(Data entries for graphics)
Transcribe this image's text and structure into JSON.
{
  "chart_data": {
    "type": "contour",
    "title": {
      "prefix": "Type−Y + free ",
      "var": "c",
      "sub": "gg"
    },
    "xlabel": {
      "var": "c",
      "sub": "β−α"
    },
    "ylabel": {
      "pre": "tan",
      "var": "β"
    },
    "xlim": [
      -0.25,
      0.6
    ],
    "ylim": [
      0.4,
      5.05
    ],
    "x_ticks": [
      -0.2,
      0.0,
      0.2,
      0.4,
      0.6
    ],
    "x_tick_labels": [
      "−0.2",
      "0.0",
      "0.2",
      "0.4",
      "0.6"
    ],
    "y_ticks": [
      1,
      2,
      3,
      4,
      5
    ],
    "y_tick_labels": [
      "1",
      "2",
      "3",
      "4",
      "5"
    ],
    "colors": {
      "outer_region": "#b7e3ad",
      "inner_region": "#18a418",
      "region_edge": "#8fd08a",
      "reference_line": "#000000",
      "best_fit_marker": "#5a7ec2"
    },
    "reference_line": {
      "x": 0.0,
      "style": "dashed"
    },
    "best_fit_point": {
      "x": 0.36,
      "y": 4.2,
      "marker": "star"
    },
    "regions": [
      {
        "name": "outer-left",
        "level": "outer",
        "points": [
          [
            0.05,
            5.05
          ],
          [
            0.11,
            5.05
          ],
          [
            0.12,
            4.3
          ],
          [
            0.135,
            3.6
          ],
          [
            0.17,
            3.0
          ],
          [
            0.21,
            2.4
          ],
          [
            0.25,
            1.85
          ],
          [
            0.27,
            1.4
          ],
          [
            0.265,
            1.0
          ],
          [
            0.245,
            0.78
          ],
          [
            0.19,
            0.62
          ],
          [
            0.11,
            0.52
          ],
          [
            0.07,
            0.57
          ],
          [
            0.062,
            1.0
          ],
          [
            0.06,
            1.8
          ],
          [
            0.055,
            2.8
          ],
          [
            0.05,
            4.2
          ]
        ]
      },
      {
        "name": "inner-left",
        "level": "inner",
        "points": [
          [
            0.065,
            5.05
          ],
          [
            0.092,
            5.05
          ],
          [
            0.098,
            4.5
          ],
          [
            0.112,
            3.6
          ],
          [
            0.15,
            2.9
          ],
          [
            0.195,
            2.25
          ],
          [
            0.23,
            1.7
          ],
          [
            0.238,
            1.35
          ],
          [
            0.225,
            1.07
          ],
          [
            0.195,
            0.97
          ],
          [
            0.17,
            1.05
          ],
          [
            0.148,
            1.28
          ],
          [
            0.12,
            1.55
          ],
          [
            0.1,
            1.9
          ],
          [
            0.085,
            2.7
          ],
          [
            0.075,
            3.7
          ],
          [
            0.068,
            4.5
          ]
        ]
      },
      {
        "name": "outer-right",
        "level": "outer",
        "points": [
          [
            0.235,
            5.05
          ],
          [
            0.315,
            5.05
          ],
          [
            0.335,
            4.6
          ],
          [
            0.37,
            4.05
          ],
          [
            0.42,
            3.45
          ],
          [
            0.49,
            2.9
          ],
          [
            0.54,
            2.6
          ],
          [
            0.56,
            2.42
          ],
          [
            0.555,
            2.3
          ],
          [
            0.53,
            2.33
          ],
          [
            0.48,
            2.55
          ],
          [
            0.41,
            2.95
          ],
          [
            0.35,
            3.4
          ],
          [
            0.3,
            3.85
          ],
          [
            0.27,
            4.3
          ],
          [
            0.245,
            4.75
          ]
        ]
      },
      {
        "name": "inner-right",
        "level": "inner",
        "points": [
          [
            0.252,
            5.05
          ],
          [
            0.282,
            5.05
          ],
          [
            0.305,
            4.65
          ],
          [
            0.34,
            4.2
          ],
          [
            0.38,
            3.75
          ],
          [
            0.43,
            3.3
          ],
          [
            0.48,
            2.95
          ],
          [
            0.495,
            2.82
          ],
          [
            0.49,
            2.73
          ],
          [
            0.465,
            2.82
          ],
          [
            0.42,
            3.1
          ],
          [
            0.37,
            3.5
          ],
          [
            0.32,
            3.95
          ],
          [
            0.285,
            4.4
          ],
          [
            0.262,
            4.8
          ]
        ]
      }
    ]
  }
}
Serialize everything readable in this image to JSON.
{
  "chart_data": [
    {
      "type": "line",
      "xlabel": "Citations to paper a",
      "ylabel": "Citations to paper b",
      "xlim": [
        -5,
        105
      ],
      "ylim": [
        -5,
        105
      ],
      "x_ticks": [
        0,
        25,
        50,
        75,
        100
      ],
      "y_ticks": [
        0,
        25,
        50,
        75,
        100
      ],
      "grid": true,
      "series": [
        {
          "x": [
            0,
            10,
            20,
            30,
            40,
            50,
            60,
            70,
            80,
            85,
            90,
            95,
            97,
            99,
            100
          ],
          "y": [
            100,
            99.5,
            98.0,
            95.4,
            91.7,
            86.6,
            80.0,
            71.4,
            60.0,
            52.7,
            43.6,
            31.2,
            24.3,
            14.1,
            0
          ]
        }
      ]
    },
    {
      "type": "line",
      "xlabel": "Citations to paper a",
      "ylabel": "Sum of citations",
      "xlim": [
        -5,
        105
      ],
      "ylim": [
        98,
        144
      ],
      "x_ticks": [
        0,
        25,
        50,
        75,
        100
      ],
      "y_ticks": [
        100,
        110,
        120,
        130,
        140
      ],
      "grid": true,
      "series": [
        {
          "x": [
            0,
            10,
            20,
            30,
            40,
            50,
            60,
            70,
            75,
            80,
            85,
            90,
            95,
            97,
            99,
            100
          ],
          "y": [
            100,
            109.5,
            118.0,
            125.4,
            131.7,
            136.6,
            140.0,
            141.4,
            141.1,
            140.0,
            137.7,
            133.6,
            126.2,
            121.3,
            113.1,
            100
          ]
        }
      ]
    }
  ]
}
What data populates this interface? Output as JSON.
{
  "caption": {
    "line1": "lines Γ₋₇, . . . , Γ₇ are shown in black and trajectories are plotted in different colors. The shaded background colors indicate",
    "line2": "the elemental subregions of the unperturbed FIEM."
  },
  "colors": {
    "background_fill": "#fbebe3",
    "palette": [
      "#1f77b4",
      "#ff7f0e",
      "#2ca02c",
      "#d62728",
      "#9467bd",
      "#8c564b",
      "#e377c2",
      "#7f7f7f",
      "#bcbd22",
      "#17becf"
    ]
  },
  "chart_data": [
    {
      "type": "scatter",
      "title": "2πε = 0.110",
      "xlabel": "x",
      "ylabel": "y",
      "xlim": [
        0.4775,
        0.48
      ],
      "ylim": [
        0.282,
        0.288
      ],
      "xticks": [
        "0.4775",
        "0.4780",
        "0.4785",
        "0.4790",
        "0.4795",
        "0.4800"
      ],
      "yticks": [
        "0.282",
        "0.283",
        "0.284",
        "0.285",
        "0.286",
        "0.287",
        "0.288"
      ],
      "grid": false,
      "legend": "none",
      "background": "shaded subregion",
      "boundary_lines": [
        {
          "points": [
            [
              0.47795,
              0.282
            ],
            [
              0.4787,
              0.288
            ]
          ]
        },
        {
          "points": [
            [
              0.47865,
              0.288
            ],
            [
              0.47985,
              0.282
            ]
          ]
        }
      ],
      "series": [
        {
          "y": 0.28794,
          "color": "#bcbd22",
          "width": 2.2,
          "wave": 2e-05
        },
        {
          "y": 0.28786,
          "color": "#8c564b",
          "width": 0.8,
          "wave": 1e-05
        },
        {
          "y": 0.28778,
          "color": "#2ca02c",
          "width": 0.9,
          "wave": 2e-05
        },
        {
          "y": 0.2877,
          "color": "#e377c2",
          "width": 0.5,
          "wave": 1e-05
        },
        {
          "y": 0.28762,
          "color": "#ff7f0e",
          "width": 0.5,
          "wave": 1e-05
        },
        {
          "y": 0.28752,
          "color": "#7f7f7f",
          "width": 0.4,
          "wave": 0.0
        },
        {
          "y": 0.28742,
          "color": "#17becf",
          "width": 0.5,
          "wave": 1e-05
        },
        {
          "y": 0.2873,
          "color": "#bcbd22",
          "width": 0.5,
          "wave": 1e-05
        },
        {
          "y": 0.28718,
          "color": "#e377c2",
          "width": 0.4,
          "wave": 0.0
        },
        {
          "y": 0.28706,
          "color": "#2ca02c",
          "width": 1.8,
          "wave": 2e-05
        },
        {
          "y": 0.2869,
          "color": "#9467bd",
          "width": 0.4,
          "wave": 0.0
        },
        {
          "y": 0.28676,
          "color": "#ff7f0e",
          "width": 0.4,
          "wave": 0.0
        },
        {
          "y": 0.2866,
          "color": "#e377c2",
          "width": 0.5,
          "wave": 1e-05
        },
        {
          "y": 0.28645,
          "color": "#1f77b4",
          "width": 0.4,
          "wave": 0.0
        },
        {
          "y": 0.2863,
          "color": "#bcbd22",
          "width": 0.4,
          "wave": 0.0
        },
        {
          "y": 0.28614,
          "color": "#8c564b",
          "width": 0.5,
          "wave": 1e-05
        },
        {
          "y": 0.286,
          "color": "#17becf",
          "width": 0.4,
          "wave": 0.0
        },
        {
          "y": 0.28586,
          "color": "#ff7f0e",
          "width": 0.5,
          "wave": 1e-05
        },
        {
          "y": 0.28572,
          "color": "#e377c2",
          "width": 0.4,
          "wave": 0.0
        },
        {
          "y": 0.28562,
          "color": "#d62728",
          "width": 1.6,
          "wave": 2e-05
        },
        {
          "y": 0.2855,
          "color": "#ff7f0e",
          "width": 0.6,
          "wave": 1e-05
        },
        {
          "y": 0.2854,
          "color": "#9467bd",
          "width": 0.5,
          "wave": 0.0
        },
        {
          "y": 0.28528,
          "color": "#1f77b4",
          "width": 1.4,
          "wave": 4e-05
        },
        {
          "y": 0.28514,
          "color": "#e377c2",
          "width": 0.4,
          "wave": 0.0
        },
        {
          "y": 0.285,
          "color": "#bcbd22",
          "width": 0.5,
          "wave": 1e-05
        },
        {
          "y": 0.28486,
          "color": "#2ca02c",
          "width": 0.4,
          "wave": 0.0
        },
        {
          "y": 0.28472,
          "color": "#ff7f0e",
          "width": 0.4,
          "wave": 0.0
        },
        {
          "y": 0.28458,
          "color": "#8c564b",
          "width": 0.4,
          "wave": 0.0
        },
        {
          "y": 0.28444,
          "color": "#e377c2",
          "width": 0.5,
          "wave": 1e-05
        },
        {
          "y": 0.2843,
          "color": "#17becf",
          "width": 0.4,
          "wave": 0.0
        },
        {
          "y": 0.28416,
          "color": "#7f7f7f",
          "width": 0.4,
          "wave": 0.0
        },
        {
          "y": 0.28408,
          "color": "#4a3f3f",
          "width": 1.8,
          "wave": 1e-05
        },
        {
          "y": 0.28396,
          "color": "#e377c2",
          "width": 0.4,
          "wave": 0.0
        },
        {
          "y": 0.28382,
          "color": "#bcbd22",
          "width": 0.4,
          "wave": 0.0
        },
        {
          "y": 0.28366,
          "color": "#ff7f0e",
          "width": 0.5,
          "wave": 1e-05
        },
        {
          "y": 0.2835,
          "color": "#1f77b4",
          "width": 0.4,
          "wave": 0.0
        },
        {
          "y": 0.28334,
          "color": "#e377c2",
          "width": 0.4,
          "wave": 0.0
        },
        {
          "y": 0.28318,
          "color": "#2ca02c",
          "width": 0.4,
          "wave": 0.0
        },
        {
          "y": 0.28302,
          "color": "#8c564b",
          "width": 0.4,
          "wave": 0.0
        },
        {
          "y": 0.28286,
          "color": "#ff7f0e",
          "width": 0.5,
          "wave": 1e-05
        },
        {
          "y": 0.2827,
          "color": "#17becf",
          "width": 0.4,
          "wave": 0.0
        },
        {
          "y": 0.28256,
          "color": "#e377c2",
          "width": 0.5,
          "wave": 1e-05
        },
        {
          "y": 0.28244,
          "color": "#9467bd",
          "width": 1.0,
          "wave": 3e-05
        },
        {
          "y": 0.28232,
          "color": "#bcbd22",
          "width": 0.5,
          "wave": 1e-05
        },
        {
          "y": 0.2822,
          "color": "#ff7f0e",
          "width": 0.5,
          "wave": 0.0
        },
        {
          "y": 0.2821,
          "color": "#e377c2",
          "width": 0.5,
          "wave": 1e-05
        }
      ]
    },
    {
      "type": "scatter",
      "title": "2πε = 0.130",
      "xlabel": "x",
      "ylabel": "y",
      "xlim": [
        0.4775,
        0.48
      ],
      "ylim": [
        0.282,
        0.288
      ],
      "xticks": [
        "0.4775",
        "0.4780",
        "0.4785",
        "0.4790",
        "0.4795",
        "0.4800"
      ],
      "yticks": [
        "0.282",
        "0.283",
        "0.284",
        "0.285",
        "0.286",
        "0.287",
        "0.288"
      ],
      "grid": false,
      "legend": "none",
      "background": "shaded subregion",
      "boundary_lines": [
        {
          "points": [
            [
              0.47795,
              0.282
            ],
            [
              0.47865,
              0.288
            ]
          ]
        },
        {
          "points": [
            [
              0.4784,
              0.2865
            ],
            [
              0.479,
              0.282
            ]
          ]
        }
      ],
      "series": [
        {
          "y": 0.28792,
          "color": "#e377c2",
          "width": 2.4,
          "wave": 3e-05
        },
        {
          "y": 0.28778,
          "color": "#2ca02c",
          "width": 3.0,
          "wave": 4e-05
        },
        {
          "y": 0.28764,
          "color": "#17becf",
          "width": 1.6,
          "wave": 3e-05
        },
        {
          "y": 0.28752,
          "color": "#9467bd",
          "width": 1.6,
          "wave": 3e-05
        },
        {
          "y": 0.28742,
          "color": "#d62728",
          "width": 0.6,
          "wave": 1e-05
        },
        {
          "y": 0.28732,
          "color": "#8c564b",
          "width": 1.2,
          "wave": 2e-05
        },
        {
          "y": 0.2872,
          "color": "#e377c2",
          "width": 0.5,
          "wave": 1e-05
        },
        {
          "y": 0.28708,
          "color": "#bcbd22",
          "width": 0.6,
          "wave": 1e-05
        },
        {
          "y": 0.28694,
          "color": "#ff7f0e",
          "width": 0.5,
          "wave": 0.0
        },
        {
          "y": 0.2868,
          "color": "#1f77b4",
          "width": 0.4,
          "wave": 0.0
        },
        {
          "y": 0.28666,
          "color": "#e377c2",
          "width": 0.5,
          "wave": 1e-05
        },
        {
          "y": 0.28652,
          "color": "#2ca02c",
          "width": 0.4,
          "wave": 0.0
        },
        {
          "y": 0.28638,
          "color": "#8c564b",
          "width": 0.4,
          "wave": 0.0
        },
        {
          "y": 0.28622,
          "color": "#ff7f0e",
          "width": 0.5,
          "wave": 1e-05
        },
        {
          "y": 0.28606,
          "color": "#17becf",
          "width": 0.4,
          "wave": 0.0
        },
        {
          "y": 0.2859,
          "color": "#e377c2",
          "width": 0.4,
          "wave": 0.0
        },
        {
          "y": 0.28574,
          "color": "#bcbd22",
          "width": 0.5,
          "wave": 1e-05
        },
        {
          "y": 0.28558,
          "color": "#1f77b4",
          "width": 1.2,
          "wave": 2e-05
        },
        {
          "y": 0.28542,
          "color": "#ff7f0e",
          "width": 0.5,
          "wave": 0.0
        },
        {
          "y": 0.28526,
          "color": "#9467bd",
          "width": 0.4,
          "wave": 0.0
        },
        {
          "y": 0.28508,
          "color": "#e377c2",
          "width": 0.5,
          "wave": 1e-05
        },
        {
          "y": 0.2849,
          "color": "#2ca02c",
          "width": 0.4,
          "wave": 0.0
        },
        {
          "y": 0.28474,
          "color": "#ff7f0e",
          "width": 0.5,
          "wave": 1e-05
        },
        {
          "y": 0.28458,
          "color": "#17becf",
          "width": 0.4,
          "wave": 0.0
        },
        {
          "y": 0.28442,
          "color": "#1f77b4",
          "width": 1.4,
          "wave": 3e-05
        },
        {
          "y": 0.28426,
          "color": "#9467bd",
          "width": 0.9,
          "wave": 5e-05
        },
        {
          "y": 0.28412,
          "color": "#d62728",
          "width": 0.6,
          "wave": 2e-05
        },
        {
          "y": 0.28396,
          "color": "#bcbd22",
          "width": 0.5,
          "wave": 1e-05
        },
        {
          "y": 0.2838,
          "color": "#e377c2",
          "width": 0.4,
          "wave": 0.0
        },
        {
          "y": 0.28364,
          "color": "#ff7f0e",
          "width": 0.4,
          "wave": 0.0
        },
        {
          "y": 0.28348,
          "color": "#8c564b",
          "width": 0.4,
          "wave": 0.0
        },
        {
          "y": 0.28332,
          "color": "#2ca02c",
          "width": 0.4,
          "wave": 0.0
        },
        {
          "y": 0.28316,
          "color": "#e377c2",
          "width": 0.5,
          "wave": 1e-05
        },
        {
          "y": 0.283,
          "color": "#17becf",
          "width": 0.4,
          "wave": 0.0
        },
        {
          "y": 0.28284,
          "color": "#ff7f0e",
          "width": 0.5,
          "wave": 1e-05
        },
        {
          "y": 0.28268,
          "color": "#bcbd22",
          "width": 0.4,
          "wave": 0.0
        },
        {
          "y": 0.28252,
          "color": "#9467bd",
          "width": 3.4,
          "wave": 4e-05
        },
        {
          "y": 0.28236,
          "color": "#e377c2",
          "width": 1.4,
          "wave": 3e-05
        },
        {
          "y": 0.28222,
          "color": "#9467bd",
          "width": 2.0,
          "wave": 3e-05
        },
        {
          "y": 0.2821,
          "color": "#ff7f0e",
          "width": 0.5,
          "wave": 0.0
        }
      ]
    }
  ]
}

Stated task = Which lines in the listing above hold the word "ylabel"? Show each of them.

Complete response =
    "ylabel": {
      "ylabel": "Citations to paper b",
      "ylabel": "Sum of citations",
      "ylabel": "y",
      "ylabel": "y",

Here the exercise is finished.